WHAT THE TASK ASKS
Beneath this sentence is a set of records; write each of them out exactly.

━━━ RECORDS TO USE ━━━

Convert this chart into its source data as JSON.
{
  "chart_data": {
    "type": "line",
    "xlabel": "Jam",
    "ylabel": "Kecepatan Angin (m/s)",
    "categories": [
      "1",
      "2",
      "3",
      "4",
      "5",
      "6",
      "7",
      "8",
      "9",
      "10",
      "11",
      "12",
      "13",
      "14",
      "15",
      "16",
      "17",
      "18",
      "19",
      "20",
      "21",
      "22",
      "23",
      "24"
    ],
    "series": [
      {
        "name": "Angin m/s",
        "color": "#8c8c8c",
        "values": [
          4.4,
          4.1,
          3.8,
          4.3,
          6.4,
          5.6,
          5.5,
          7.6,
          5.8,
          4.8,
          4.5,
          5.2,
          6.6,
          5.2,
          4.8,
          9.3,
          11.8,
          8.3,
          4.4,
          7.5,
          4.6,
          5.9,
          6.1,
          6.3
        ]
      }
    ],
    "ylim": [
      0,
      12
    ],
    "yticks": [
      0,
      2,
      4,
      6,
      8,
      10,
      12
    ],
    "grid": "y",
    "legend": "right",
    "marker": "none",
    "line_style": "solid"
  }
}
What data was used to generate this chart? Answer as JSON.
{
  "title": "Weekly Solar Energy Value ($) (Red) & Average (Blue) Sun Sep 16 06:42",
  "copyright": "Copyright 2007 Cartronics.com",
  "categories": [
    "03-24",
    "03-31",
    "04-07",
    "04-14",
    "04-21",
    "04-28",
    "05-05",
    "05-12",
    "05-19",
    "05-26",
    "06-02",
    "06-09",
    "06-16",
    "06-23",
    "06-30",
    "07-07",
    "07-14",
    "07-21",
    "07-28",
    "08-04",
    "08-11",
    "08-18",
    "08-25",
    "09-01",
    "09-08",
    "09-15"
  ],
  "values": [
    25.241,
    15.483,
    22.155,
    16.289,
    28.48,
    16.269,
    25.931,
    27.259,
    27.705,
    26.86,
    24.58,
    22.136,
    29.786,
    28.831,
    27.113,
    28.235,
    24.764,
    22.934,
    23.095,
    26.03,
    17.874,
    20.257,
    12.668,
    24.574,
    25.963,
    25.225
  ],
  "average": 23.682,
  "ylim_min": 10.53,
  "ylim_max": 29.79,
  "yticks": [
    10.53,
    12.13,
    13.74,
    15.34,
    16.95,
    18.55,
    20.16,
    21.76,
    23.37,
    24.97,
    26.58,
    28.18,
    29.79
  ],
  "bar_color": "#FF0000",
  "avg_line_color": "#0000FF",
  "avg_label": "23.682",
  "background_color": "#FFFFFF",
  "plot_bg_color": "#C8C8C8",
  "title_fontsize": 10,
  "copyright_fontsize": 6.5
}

━━━

CORRECT OUTPUT
Convert this chart into its source data as JSON.
{
  "chart_data": {
    "type": "line",
    "xlabel": "Jam",
    "ylabel": "Kecepatan Angin (m/s)",
    "categories": [
      "1",
      "2",
      "3",
      "4",
      "5",
      "6",
      "7",
      "8",
      "9",
      "10",
      "11",
      "12",
      "13",
      "14",
      "15",
      "16",
      "17",
      "18",
      "19",
      "20",
      "21",
      "22",
      "23",
      "24"
    ],
    "series": [
      {
        "name": "Angin m/s",
        "color": "#8c8c8c",
        "values": [
          4.4,
          4.1,
          3.8,
          4.3,
          6.4,
          5.6,
          5.5,
          7.6,
          5.8,
          4.8,
          4.5,
          5.2,
          6.6,
          5.2,
          4.8,
          9.3,
          11.8,
          8.3,
          4.4,
          7.5,
          4.6,
          5.9,
          6.1,
          6.3
        ]
      }
    ],
    "ylim": [
      0,
      12
    ],
    "yticks": [
      0,
      2,
      4,
      6,
      8,
      10,
      12
    ],
    "grid": "y",
    "legend": "right",
    "marker": "none",
    "line_style": "solid"
  }
}
What data was used to generate this chart? Answer as JSON.
{
  "title": "Weekly Solar Energy Value ($) (Red) & Average (Blue) Sun Sep 16 06:42",
  "copyright": "Copyright 2007 Cartronics.com",
  "categories": [
    "03-24",
    "03-31",
    "04-07",
    "04-14",
    "04-21",
    "04-28",
    "05-05",
    "05-12",
    "05-19",
    "05-26",
    "06-02",
    "06-09",
    "06-16",
    "06-23",
    "06-30",
    "07-07",
    "07-14",
    "07-21",
    "07-28",
    "08-04",
    "08-11",
    "08-18",
    "08-25",
    "09-01",
    "09-08",
    "09-15"
  ],
  "values": [
    25.241,
    15.483,
    22.155,
    16.289,
    28.48,
    16.269,
    25.931,
    27.259,
    27.705,
    26.86,
    24.58,
    22.136,
    29.786,
    28.831,
    27.113,
    28.235,
    24.764,
    22.934,
    23.095,
    26.03,
    17.874,
    20.257,
    12.668,
    24.574,
    25.963,
    25.225
  ],
  "average": 23.682,
  "ylim_min": 10.53,
  "ylim_max": 29.79,
  "yticks": [
    10.53,
    12.13,
    13.74,
    15.34,
    16.95,
    18.55,
    20.16,
    21.76,
    23.37,
    24.97,
    26.58,
    28.18,
    29.79
  ],
  "bar_color": "#FF0000",
  "avg_line_color": "#0000FF",
  "avg_label": "23.682",
  "background_color": "#FFFFFF",
  "plot_bg_color": "#C8C8C8",
  "title_fontsize": 10,
  "copyright_fontsize": 6.5
}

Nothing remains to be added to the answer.